• _Tujuan A_: Menurut teks tentang wali dan karamah, ada berapa jenis wali yang telah ditetapkan Allah, dan apa saja?
• _Tujuan B_: Menurut teks tentang wali dan karamah, mengapa mengangkat tema tasawuf dan kaum Sufi terasa hampa tanpa mencuatkan pemikiran mereka tentang wali dan karamah? Jawab dalam satu sampai tiga kalimat.
• _Tujuan C_: Teruskan teks tentang wali dan karamah, dimulai setelah kalimat terakhir yang ditampilkan.

• _Teks Ekstraksi_:

Mengangkat tema
tasawuf dan kaum Sufi terasa hampa dan kosong tanpa mencuatkan pemikiran mereka
tentang wali dan demikian juga karamah. Pasalnya, mitos ataupun legenda lawas
tentang wali dan karamah ini telah menjadi senjata andalan mereka didalam
mengelabui kaum muslimin. Sehingga dalam gambaran kebanyakan orang, wali Allah
adalah setiap orang yang bisa mengeluarkan keanehan dan mempertontonkannya
sesuai permintaan. Selain itu, dia juga termasuk orang yang suka mengerjakan
shalat lima waktu atau terlihat memiliki ilmu agama. Bagi siapa yang memililki
ciri-ciri tersebut, maka akan mudah baginya untuk menyandang gelar wali Allah
sekalipun dia melakukan kesyirikan dan kebid’ahan.
WALI MENURUT AL
QUR’AN DAN AS SUNNAH
Adalah perkara
yang lumrah bila kita mendengar kata-kata wali Allah. Di sisi lain, terkadang
menjadi suatu yang asing bila disebut kata wali setan. Itulah yang sering kita
jumpai di antara kaum muslimin. Bahkan sering menjadi sesuatu yang aneh bagi
mereka kalau mendengar kata wali setan. Fakta ini menggambarkan betapa jauhnya
persepi saudara kita kaum muslimin dari pemahaman yang benar tentang hakikat
wali Allah dan lawannya, wali setan. Padahal Allah telah menetapkan bahwa wali
itu ada dua jenis yaitu:
-wali
Allah
-wali
setan
Allah berfirman
(artinya): “Ingatlah sesungguhnya wali-wali Allah itu tidak ada kekhawatiran
pada mereka dan tidak pula mereka bersedih hati. Yaitu orang-orang yang beriman
dan bertakwa.” (Yunus:62-63)

• _Data Ekstraksi_:
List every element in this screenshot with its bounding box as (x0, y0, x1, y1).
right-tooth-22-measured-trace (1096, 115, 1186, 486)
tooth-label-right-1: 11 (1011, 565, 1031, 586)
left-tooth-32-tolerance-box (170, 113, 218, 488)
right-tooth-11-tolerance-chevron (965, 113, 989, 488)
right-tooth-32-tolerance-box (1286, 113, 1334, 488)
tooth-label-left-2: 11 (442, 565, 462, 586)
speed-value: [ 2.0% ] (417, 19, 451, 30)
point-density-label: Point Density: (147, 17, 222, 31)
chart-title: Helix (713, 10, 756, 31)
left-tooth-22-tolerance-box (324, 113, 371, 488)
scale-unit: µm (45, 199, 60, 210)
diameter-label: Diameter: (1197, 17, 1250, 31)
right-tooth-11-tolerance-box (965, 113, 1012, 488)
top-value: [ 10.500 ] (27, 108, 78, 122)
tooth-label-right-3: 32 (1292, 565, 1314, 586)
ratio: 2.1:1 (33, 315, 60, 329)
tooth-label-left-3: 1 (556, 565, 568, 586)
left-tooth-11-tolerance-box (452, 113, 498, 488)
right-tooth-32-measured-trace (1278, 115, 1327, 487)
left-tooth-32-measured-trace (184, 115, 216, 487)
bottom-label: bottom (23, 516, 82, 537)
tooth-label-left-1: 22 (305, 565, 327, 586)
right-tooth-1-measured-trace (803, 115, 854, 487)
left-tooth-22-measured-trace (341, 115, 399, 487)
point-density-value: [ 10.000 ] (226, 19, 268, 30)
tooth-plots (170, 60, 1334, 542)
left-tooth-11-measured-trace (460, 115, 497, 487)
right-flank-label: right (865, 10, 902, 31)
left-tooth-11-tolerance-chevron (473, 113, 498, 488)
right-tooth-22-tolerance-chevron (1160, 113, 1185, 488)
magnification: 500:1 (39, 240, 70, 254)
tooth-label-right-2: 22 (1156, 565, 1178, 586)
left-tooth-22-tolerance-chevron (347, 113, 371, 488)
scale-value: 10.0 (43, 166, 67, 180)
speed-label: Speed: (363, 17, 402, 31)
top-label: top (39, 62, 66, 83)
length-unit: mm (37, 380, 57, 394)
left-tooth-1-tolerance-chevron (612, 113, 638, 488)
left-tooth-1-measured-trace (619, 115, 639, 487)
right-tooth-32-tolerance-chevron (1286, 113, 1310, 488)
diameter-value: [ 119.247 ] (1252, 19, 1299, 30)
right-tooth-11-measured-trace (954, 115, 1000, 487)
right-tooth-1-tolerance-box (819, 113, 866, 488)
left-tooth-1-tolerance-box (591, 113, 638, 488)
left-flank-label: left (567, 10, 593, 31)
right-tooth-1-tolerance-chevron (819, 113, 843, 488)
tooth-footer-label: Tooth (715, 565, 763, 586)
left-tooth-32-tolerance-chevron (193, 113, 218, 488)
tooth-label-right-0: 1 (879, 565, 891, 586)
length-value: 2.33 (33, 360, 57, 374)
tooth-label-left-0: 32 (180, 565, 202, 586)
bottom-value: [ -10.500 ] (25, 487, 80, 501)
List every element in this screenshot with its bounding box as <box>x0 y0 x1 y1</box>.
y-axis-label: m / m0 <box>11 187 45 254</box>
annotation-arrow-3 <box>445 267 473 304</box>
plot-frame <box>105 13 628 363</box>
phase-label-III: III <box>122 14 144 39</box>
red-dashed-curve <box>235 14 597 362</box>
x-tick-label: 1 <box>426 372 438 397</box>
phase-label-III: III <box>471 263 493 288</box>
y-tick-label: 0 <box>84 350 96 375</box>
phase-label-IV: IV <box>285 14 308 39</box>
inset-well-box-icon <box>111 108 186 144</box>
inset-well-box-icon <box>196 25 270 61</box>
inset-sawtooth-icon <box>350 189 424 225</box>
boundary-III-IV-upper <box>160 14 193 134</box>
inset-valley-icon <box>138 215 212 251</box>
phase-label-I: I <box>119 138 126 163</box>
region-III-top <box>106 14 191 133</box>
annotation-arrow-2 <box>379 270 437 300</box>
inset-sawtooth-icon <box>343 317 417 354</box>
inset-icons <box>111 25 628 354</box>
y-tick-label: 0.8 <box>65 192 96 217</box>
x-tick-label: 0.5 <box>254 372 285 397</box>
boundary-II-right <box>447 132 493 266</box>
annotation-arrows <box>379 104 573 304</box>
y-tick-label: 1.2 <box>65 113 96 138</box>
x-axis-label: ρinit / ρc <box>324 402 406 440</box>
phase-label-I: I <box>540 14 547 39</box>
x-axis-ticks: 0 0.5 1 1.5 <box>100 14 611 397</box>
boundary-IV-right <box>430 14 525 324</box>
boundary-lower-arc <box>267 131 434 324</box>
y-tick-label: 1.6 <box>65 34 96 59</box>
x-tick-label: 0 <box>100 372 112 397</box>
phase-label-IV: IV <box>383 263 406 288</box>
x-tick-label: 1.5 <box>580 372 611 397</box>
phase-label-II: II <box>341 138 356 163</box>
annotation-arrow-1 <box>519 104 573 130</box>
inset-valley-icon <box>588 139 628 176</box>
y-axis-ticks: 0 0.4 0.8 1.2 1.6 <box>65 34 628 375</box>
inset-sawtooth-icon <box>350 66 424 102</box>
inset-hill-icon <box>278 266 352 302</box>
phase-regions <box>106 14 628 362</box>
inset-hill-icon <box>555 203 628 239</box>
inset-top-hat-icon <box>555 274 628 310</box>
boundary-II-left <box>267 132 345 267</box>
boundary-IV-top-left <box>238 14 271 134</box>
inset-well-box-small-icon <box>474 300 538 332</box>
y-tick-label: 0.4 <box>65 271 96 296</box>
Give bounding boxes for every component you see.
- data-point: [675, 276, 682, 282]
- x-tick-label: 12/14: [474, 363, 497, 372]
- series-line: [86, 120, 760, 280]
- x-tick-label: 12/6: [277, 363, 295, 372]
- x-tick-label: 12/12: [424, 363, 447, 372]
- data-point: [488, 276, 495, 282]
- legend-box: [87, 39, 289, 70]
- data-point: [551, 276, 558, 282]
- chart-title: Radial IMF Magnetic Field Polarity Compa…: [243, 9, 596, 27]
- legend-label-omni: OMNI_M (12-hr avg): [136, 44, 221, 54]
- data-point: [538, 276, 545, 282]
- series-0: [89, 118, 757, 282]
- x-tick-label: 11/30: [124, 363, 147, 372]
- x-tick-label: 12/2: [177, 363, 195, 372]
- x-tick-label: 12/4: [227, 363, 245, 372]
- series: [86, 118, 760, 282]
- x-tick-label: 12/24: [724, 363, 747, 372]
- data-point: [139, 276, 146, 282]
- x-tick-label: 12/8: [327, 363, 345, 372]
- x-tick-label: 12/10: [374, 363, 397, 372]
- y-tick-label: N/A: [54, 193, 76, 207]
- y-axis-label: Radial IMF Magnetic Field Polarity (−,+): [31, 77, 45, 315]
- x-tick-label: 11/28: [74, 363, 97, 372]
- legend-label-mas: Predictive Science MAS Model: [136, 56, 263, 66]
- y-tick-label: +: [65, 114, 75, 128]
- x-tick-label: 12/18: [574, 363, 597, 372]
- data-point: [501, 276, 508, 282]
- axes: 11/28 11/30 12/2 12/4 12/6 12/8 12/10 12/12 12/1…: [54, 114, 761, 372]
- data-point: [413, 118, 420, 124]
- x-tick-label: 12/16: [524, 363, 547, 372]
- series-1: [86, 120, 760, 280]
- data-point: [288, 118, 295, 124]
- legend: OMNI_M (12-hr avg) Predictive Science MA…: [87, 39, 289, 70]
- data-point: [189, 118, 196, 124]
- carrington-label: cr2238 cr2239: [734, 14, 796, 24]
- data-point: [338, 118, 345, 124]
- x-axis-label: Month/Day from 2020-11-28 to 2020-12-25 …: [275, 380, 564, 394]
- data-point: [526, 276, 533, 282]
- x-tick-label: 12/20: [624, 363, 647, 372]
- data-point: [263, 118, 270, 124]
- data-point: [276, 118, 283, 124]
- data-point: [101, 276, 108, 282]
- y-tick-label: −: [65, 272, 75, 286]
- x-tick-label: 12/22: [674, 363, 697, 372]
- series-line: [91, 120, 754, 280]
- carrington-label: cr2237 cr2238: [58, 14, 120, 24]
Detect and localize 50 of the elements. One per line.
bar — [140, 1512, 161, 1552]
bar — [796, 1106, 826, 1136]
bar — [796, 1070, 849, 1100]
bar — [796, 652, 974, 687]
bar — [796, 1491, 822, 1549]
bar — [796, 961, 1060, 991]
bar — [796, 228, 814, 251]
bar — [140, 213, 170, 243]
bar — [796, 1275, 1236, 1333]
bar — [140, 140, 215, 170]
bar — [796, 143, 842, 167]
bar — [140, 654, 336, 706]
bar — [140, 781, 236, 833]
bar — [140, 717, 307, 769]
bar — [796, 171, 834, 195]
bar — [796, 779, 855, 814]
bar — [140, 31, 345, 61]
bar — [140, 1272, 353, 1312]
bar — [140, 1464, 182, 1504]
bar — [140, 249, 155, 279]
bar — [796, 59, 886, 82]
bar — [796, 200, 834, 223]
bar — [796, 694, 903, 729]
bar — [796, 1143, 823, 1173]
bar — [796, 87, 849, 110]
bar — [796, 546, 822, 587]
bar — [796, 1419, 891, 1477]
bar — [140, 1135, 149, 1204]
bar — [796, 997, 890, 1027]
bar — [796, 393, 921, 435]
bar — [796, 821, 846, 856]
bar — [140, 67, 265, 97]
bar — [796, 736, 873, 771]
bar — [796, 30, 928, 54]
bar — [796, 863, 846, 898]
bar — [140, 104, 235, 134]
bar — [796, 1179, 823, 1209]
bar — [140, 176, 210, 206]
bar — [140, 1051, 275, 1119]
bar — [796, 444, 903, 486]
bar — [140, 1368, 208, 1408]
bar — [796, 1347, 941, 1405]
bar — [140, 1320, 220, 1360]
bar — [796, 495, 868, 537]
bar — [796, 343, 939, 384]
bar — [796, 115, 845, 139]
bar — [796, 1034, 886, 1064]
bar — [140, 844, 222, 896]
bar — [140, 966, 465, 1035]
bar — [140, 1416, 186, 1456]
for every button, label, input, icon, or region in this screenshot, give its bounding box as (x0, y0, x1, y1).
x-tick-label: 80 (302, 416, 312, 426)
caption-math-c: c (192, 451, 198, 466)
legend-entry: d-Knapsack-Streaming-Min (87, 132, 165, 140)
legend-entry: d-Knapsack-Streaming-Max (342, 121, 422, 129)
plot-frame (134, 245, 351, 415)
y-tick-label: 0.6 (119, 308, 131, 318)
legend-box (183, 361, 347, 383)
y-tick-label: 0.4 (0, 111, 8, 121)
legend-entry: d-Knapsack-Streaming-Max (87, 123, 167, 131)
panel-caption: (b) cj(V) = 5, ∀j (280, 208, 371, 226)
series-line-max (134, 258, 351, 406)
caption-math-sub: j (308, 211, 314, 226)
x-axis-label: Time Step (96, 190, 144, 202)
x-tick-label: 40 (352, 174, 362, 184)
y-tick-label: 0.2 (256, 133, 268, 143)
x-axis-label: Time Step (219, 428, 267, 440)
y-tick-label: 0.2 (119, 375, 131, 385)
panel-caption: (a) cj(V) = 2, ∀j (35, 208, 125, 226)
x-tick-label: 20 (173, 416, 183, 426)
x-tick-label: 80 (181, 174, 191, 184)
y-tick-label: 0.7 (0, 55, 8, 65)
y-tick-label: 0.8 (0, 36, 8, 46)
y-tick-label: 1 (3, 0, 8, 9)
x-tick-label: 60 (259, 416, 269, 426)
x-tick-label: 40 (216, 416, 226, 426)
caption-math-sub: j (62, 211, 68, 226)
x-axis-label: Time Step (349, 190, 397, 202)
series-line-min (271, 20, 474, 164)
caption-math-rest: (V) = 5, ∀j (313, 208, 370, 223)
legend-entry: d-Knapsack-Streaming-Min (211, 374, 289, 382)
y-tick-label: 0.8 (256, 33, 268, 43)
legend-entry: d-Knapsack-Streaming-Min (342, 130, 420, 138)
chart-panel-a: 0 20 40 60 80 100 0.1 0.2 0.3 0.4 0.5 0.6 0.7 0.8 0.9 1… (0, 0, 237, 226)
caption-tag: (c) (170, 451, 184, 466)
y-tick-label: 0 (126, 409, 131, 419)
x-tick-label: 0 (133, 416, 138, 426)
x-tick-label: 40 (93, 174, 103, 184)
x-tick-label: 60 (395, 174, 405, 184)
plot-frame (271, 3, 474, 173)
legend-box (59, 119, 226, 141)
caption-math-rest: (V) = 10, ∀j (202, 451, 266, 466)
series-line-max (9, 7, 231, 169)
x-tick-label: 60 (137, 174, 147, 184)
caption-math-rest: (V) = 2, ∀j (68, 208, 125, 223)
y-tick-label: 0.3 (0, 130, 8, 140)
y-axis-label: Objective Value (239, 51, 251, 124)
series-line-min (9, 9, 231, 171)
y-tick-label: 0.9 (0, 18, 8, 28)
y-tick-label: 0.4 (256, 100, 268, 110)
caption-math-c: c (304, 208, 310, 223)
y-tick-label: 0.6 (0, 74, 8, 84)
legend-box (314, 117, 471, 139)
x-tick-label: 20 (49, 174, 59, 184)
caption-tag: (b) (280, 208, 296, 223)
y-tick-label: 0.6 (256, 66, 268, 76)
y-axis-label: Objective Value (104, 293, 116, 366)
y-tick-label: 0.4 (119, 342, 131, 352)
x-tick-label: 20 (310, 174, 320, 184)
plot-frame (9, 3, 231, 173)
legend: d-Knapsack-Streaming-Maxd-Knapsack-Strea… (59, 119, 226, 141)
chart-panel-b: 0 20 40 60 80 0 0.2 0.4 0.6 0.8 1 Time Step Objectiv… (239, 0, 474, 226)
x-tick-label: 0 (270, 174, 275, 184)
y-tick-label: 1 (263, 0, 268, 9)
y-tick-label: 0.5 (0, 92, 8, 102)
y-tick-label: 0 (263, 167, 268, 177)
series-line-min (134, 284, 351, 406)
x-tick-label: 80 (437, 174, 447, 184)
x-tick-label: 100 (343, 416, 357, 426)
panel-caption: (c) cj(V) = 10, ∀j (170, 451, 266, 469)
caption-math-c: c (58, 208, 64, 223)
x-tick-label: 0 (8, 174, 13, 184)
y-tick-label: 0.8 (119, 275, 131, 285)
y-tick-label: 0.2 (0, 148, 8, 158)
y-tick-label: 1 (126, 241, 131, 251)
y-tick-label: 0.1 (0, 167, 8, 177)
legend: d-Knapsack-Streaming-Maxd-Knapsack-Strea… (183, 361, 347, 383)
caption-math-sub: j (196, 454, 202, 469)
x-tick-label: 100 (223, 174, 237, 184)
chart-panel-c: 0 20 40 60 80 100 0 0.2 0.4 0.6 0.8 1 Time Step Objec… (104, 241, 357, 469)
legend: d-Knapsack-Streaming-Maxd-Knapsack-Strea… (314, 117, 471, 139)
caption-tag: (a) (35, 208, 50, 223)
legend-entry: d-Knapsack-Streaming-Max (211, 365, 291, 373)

• _Jawaban A_: Dua jenis, yaitu wali Allah dan wali setan.

• _Jawaban B_: Mitos dan legenda lawas tentang wali dan karamah telah menjadi senjata andalan kaum Sufi dalam mengelabui kaum muslimin. Akibatnya, banyak orang menganggap wali Allah sebagai siapa saja yang bisa mempertontonkan keanehan sesuai permintaan.

• _Jawaban C_:
Dia berfirman
tentang wali setan (artinya): “Sesungguhnya Mereka tidak lain adalah setan yang
menakut-nakuti wali-walinya (kawan-kawannya), karena itu janganlah kalian takut
kepada mereka jika kalian benar-benar orang yang beriman.” (Ali
Imran:175)
Dari kedua ayat
ini jelaslah bahwa wali Allah itu adalah siapa saja yang beriman dan bertakwa
kepada Allah dengan sebenar-benarnya. Sedangkan wali setan itu adalah lawan dari
mereka.
Al Hafizh Ibnu
Katsir rahimahullah mengatakan: “Wali-wali Allah adalah mereka yang beriman dan
bertakwa sebagaimana telah dijelaskan oleh Allah tentang mereka, sehingga setiap
orang yang bertakwa adalah wali-Nya.” (Tafsir Ibnu Katsir 2/422). Al Hafizh Ibnu
Hajar rahimahullah mengatakan: “Wali Allah adalah orang yang berilmu tentang
Allah dan dia terus-menerus diatas ketaatan kepada-Nya dengan penuh keikhlasan.”
(Fathul Bari 11/ 342).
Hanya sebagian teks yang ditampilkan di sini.